▶ TASK TO CARRY OUT
Skip the pictures. Repeat everything else in the records word for word.

▶ RECORDS SHOWN

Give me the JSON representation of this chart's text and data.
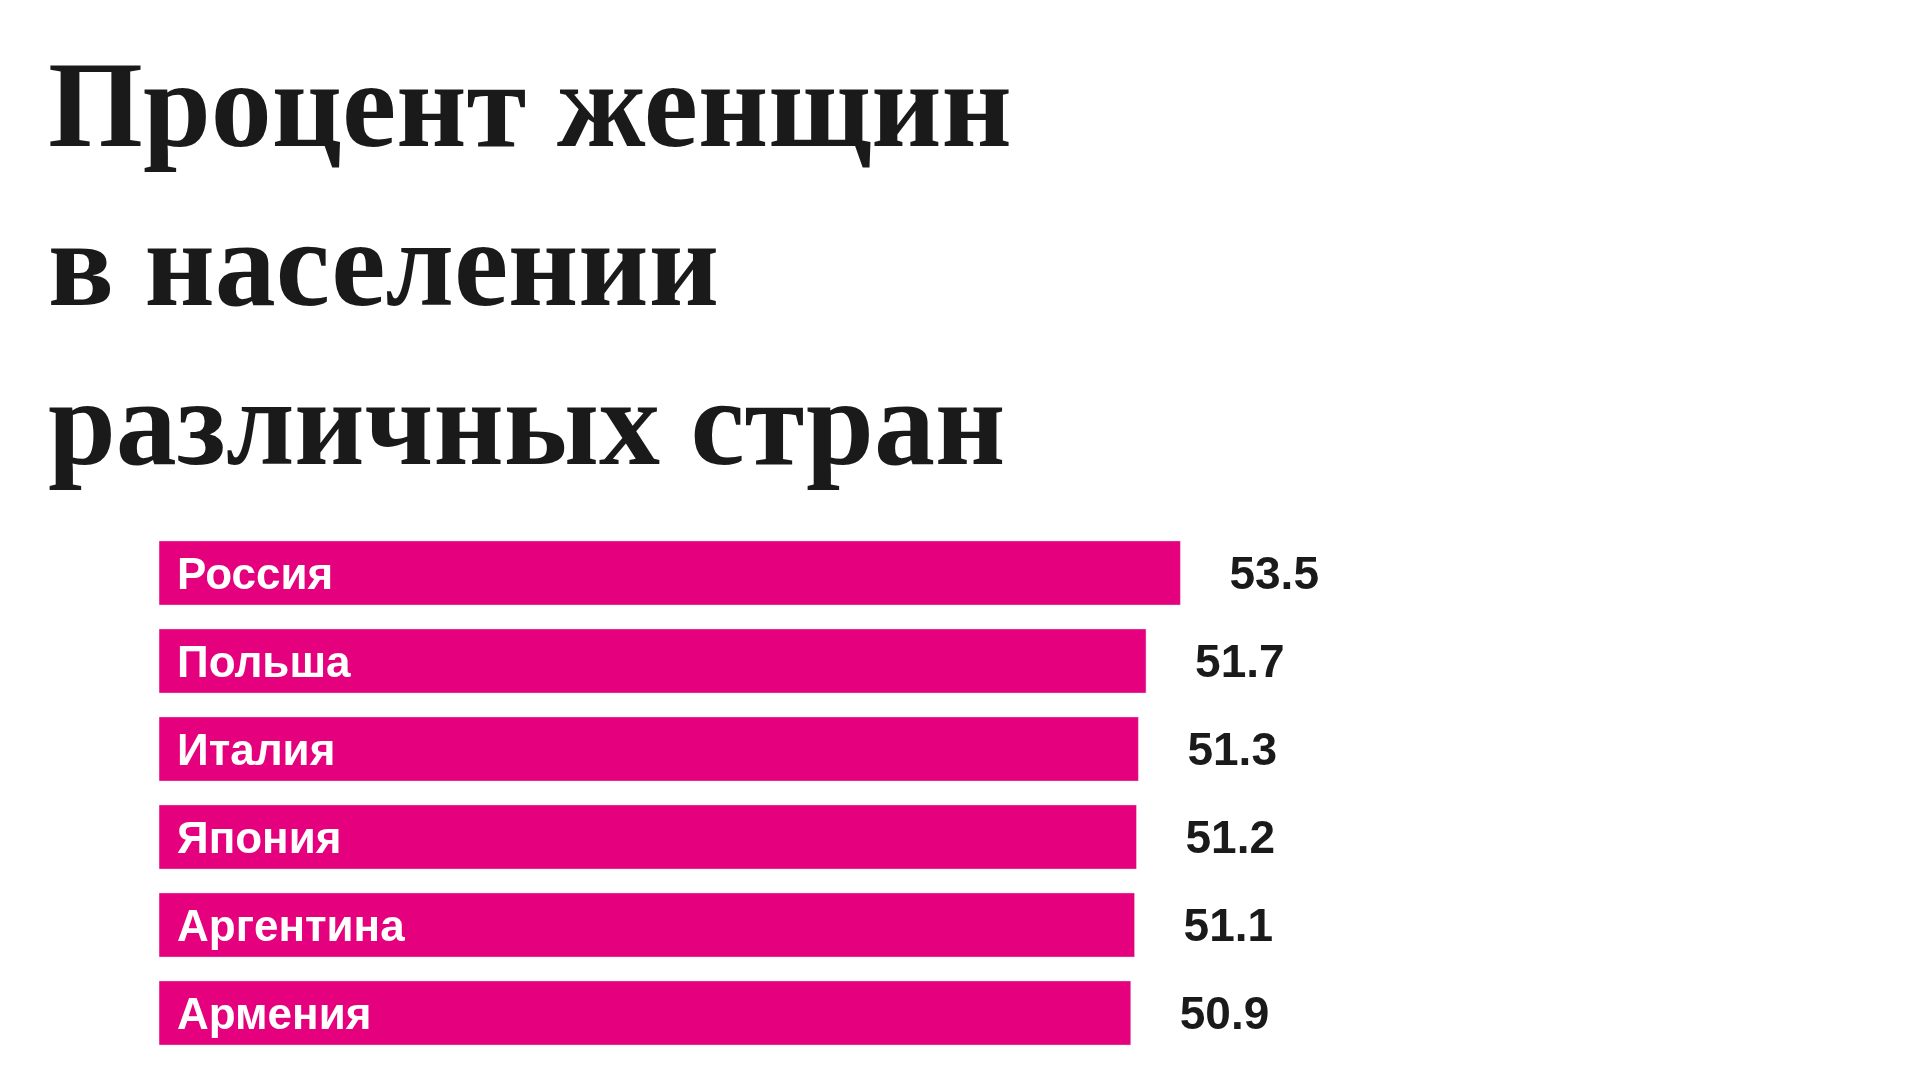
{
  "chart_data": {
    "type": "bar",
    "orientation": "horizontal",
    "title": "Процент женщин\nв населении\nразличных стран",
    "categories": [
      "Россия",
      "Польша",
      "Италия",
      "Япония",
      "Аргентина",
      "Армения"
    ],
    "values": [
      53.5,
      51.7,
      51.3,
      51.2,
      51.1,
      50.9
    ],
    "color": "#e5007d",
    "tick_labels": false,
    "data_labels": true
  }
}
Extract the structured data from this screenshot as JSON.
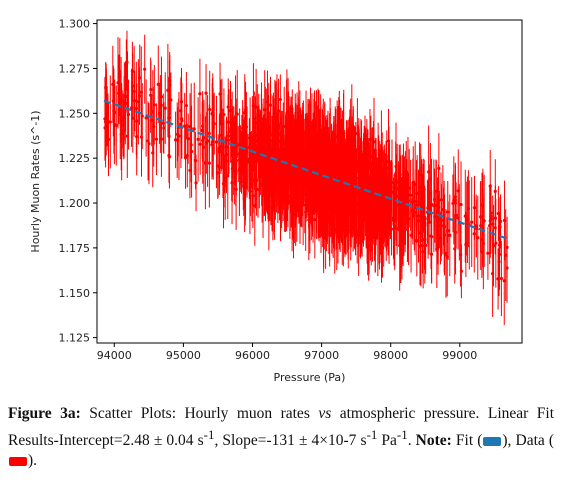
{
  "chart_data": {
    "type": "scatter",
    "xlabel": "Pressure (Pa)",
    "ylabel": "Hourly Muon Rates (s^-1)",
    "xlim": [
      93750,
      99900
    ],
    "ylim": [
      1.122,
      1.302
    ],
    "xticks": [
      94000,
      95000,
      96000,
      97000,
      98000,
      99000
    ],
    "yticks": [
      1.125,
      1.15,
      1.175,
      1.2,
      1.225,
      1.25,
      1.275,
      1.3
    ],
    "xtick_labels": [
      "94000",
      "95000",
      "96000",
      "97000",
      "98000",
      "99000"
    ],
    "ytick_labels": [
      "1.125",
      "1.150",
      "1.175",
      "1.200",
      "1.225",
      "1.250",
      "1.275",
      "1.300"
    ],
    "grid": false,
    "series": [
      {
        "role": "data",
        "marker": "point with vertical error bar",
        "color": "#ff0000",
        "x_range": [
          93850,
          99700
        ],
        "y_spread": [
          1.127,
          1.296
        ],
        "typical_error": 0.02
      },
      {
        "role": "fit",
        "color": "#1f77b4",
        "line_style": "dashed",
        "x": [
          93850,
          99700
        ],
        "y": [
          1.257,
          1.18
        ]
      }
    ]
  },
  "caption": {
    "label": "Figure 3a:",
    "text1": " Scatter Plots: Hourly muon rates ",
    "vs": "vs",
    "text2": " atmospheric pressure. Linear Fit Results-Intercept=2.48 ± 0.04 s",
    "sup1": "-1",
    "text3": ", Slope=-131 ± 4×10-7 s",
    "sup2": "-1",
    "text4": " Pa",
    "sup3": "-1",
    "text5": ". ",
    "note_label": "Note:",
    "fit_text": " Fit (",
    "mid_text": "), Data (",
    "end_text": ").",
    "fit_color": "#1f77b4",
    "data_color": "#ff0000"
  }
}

▶ FULL SOLUTION
Give me the JSON representation of this chart's text and data.
{
  "chart_data": {
    "type": "bar",
    "orientation": "horizontal",
    "title": "Процент женщин\nв населении\nразличных стран",
    "categories": [
      "Россия",
      "Польша",
      "Италия",
      "Япония",
      "Аргентина",
      "Армения"
    ],
    "values": [
      53.5,
      51.7,
      51.3,
      51.2,
      51.1,
      50.9
    ],
    "color": "#e5007d",
    "tick_labels": false,
    "data_labels": true
  }
}
Extract the structured data from this screenshot as JSON.
{
  "chart_data": {
    "type": "scatter",
    "xlabel": "Pressure (Pa)",
    "ylabel": "Hourly Muon Rates (s^-1)",
    "xlim": [
      93750,
      99900
    ],
    "ylim": [
      1.122,
      1.302
    ],
    "xticks": [
      94000,
      95000,
      96000,
      97000,
      98000,
      99000
    ],
    "yticks": [
      1.125,
      1.15,
      1.175,
      1.2,
      1.225,
      1.25,
      1.275,
      1.3
    ],
    "xtick_labels": [
      "94000",
      "95000",
      "96000",
      "97000",
      "98000",
      "99000"
    ],
    "ytick_labels": [
      "1.125",
      "1.150",
      "1.175",
      "1.200",
      "1.225",
      "1.250",
      "1.275",
      "1.300"
    ],
    "grid": false,
    "series": [
      {
        "role": "data",
        "marker": "point with vertical error bar",
        "color": "#ff0000",
        "x_range": [
          93850,
          99700
        ],
        "y_spread": [
          1.127,
          1.296
        ],
        "typical_error": 0.02
      },
      {
        "role": "fit",
        "color": "#1f77b4",
        "line_style": "dashed",
        "x": [
          93850,
          99700
        ],
        "y": [
          1.257,
          1.18
        ]
      }
    ]
  },
  "caption": {
    "label": "Figure 3a:",
    "text1": " Scatter Plots: Hourly muon rates ",
    "vs": "vs",
    "text2": " atmospheric pressure. Linear Fit Results-Intercept=2.48 ± 0.04 s",
    "sup1": "-1",
    "text3": ", Slope=-131 ± 4×10-7 s",
    "sup2": "-1",
    "text4": " Pa",
    "sup3": "-1",
    "text5": ". ",
    "note_label": "Note:",
    "fit_text": " Fit (",
    "mid_text": "), Data (",
    "end_text": ").",
    "fit_color": "#1f77b4",
    "data_color": "#ff0000"
  }
}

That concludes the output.